The answer is a single number: how many lines hold the string "frac".

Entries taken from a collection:
-*-*-

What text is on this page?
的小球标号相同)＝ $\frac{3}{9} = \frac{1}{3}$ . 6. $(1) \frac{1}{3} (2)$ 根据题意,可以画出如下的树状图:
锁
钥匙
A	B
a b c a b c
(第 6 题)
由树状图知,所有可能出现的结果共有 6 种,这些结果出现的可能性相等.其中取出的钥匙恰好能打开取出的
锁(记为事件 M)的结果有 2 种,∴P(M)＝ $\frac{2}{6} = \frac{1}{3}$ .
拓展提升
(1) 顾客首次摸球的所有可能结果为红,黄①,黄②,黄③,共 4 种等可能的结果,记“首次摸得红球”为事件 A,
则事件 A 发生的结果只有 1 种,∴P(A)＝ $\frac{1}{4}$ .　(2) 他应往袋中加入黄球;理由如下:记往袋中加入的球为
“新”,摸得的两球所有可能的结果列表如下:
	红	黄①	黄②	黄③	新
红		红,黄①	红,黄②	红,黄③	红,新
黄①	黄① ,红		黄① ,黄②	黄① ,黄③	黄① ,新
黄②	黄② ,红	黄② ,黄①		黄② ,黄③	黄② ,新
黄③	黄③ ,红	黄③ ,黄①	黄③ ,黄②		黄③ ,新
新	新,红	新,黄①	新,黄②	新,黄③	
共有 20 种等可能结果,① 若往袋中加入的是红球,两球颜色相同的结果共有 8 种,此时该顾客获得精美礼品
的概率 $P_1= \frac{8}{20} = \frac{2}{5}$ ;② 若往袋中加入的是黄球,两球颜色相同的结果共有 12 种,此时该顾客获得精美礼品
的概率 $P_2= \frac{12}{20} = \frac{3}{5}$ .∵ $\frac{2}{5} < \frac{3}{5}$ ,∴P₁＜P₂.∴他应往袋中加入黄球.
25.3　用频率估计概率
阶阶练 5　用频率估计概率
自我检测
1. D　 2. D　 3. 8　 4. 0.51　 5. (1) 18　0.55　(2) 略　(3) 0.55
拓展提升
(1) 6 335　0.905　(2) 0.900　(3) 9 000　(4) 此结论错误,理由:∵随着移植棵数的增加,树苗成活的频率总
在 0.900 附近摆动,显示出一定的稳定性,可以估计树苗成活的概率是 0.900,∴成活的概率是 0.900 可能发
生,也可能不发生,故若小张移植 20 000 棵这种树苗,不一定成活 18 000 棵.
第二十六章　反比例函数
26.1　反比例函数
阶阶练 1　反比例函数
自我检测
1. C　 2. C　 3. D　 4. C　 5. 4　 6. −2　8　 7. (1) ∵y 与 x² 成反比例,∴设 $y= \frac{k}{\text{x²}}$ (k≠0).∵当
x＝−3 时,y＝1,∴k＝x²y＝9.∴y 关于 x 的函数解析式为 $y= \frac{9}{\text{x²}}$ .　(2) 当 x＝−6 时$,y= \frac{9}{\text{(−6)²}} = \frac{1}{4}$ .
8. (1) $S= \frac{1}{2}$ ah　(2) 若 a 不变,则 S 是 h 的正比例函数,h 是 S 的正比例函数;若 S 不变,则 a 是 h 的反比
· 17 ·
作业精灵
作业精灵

-*-*-

▸ Result of this exercise
8